* **What the task asks**: Select, from the data, each line where "principal" occurs.

* **Excerpted records**:
━━━━━━━━

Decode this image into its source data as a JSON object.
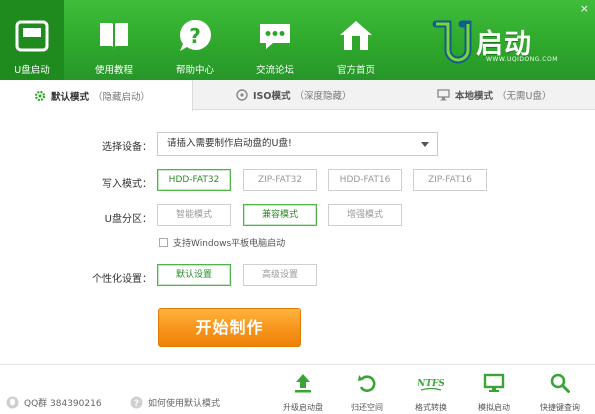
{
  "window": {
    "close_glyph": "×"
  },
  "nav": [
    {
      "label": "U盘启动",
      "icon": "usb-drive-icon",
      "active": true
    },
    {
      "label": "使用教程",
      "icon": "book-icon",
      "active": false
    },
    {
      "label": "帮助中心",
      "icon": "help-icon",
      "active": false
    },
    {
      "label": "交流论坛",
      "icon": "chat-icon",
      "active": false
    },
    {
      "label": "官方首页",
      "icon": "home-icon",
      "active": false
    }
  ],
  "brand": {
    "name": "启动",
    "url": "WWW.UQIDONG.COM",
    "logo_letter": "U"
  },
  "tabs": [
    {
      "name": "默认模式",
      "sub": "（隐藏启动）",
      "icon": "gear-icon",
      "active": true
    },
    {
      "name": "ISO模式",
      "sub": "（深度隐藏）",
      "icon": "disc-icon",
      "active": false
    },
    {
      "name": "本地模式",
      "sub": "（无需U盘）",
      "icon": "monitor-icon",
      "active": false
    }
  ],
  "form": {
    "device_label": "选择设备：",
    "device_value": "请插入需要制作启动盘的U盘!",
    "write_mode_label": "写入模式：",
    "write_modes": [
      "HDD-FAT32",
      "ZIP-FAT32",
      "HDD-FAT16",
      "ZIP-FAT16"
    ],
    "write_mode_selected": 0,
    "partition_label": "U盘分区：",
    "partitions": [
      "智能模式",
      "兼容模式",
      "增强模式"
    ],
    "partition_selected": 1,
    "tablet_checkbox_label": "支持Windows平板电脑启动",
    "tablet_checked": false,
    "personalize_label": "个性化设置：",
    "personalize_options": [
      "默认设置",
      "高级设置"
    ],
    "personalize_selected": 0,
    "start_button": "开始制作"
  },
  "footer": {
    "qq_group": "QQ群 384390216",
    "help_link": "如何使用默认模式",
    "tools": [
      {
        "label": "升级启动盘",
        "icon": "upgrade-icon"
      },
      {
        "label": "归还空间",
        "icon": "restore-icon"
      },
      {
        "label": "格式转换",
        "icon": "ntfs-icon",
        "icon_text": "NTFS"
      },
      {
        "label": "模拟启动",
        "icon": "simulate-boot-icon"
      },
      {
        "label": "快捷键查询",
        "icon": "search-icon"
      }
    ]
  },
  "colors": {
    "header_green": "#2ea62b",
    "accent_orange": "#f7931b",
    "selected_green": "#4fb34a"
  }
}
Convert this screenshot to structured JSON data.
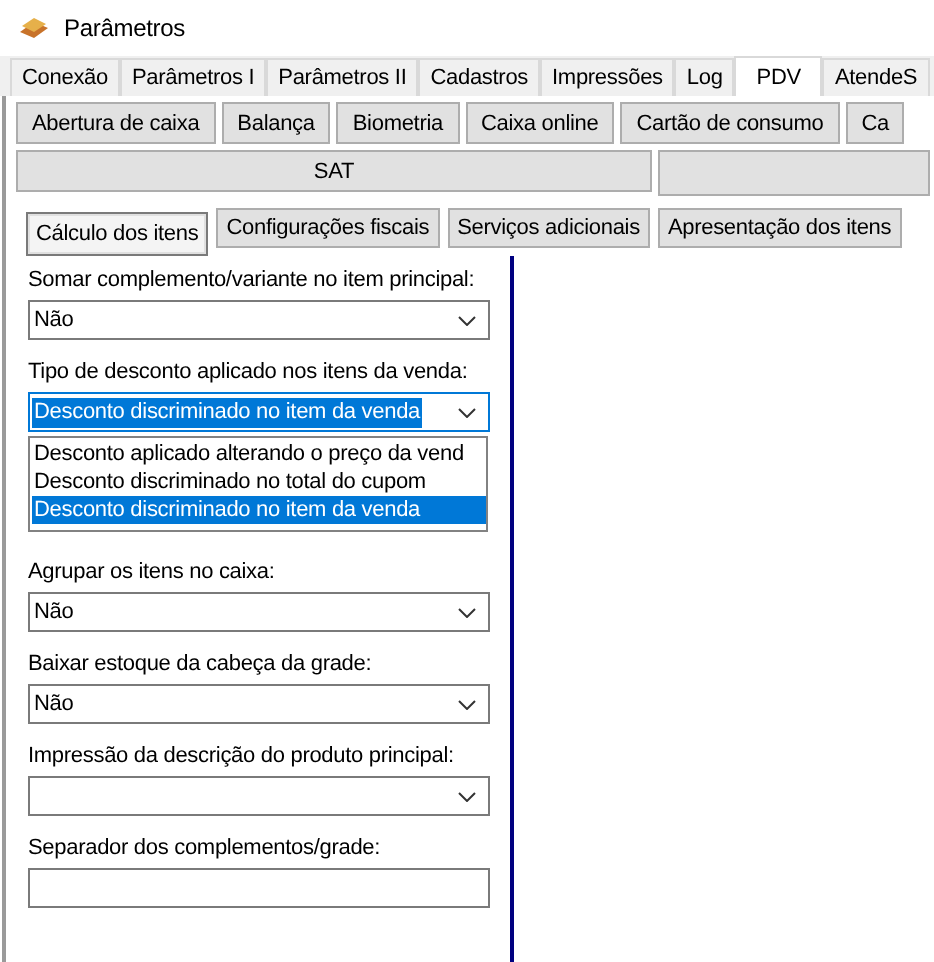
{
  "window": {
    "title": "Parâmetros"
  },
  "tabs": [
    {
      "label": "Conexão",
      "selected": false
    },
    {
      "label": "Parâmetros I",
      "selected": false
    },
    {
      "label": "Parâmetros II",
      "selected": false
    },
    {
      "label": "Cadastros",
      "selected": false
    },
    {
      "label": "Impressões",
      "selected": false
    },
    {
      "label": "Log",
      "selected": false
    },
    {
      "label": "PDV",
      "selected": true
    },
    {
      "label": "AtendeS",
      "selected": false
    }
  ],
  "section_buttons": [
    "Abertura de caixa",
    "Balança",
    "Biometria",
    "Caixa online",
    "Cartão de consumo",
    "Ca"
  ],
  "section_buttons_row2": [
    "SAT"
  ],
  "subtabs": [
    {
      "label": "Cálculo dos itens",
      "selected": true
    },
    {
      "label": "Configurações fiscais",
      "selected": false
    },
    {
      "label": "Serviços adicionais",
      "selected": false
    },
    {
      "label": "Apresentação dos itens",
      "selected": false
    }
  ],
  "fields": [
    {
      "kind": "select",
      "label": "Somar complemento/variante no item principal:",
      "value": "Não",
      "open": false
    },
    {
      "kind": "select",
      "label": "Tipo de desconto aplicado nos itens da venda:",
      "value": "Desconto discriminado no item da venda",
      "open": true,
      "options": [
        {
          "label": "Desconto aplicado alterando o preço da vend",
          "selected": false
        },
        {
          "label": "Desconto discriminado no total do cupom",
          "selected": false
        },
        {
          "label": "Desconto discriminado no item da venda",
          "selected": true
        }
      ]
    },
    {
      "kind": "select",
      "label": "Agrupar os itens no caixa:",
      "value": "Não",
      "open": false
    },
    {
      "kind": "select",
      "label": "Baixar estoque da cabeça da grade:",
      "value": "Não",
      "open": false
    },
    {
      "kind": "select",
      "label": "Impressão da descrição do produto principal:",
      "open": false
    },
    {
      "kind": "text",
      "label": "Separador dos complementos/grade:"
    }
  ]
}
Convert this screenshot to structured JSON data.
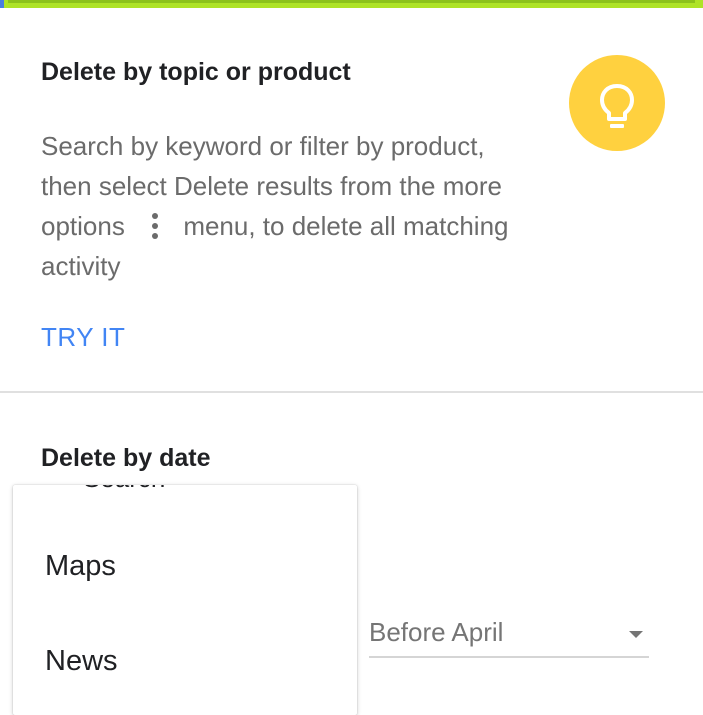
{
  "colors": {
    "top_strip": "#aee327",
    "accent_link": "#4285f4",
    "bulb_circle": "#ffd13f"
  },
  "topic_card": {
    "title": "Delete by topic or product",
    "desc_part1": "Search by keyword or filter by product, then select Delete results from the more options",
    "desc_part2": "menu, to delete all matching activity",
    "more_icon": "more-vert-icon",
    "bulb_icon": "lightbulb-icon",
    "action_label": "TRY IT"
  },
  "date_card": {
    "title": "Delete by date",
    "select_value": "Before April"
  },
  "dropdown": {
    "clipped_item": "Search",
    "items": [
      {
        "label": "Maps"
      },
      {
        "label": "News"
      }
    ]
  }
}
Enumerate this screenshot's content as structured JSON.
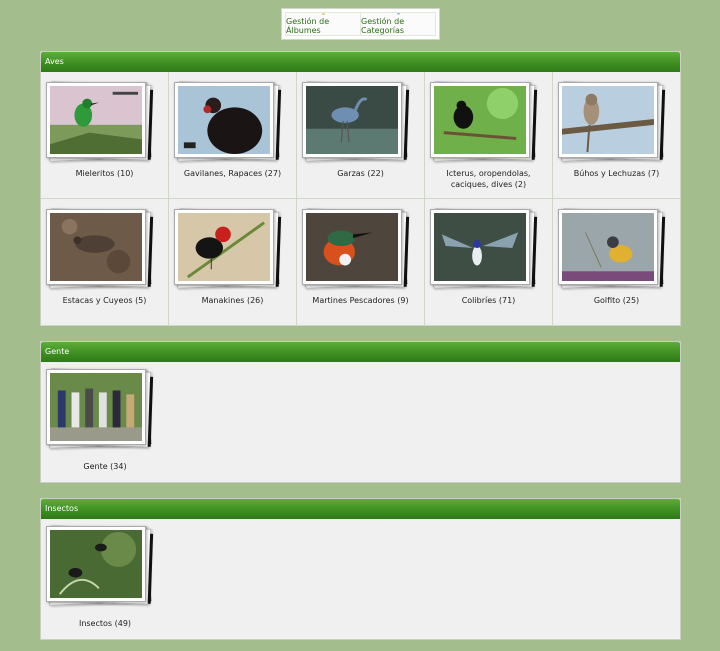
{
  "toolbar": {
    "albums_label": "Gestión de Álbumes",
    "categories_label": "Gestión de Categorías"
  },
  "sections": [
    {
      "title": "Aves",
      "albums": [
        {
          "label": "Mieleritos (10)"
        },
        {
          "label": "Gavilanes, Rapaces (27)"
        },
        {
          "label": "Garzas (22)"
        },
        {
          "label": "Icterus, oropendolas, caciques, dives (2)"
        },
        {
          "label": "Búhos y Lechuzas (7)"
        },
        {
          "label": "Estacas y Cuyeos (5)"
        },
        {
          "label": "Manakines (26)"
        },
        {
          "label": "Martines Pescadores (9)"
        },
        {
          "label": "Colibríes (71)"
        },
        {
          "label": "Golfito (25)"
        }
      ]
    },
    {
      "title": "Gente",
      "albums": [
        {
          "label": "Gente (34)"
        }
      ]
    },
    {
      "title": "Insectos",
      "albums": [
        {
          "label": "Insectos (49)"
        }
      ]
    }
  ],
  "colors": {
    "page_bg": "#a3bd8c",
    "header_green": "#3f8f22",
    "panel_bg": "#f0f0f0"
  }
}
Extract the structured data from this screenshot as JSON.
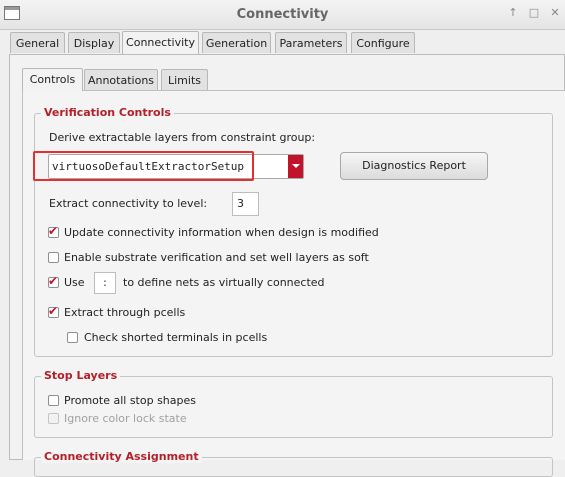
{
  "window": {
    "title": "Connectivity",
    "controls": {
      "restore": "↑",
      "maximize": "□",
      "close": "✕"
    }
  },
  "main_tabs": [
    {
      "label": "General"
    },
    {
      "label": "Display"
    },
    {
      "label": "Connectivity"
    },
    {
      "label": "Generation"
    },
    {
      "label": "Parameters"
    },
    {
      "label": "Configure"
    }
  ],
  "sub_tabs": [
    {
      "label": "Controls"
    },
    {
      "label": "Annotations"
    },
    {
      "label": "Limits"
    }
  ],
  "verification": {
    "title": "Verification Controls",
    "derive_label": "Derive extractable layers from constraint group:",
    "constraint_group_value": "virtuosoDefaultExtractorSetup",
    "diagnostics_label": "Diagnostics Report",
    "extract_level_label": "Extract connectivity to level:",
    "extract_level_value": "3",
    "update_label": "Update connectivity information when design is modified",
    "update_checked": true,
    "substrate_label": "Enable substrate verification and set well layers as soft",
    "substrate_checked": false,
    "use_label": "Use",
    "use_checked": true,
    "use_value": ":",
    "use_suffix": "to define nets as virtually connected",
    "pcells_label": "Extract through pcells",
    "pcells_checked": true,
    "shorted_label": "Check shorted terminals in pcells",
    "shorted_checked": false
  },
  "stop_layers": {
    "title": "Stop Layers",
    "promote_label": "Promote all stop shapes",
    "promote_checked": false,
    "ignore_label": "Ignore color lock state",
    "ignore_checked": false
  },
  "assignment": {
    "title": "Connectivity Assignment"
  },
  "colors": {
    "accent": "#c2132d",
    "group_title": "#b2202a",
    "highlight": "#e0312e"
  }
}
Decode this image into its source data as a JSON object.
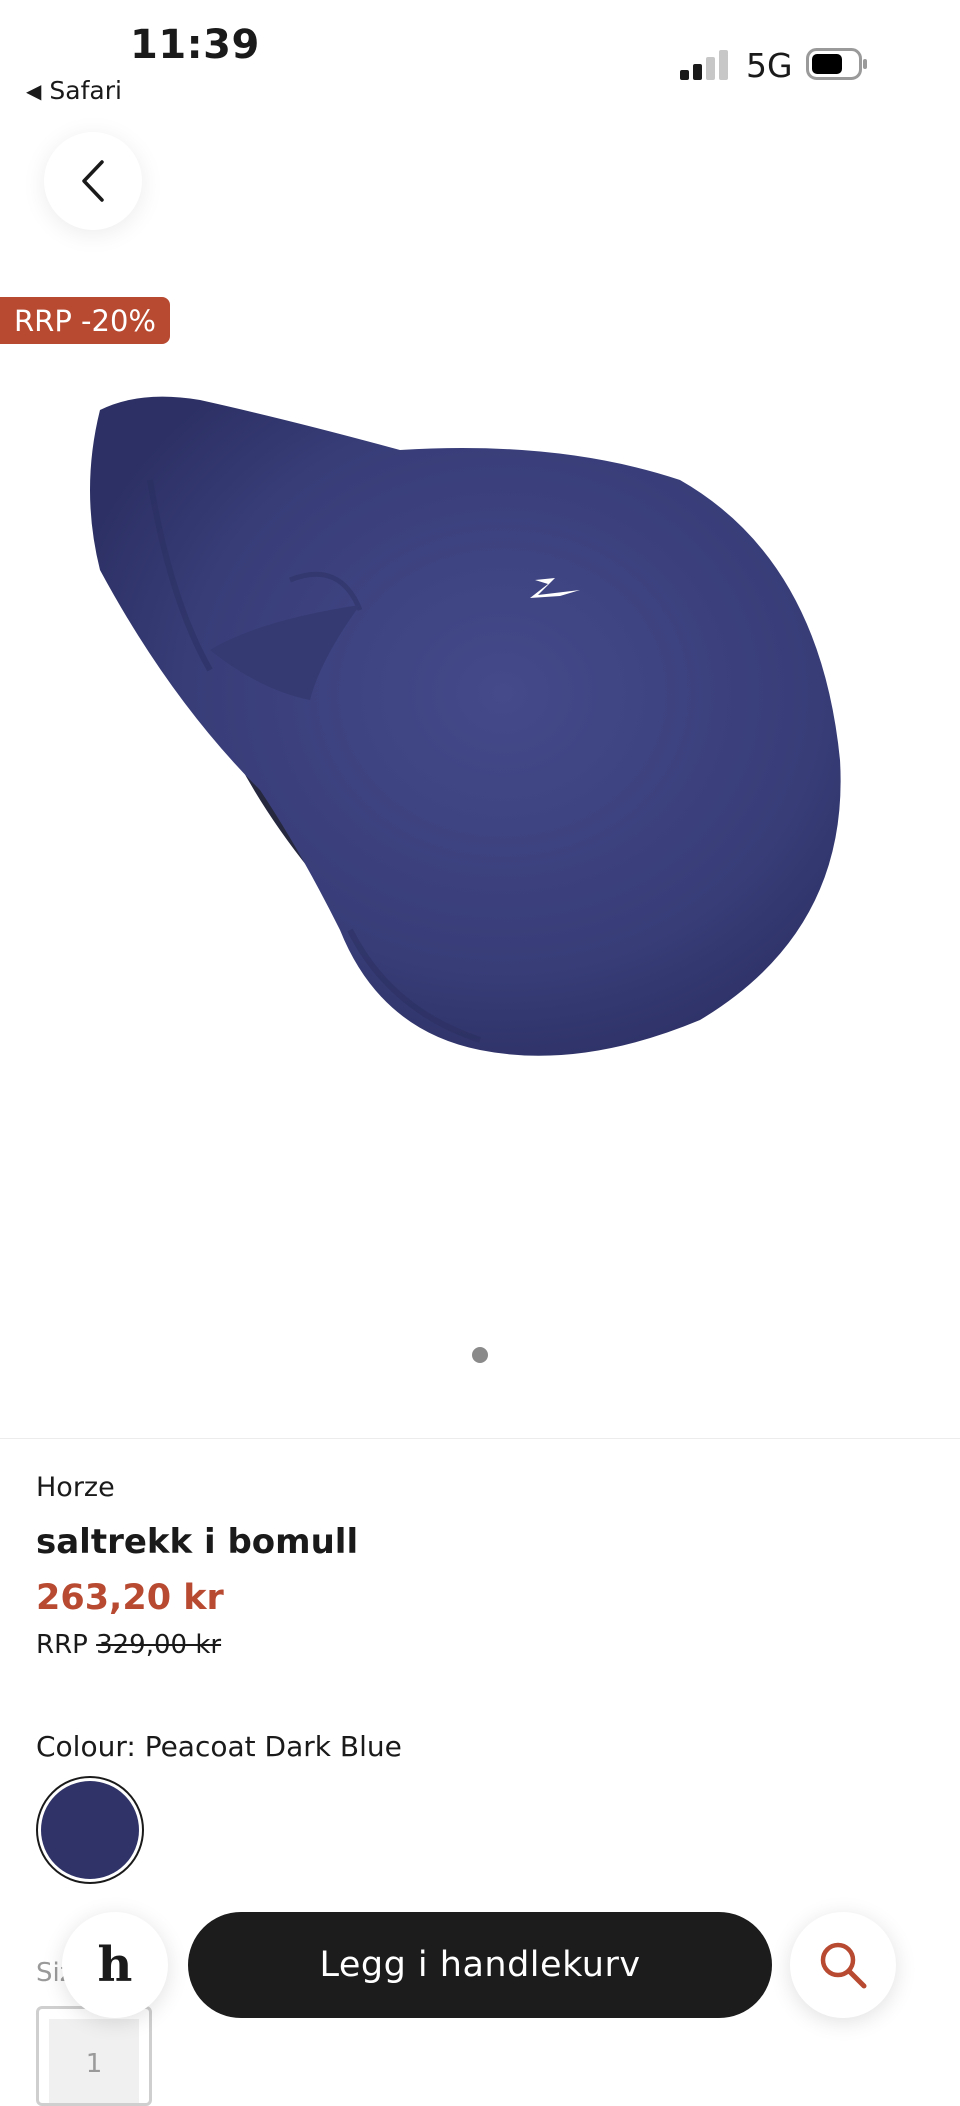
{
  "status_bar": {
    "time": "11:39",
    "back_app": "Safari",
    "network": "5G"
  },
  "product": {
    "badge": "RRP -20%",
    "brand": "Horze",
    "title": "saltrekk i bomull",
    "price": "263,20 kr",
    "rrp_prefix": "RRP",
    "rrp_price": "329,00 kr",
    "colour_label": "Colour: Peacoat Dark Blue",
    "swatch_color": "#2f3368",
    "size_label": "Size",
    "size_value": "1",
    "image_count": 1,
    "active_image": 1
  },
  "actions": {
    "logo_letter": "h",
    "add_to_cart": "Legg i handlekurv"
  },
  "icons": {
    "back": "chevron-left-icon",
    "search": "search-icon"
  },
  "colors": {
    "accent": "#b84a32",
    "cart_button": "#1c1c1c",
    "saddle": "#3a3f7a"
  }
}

━━━━━━━━

* **Solved problem**:
      "label": "Somar complemento/variante no item principal:",
      "label": "Impressão da descrição do produto principal:",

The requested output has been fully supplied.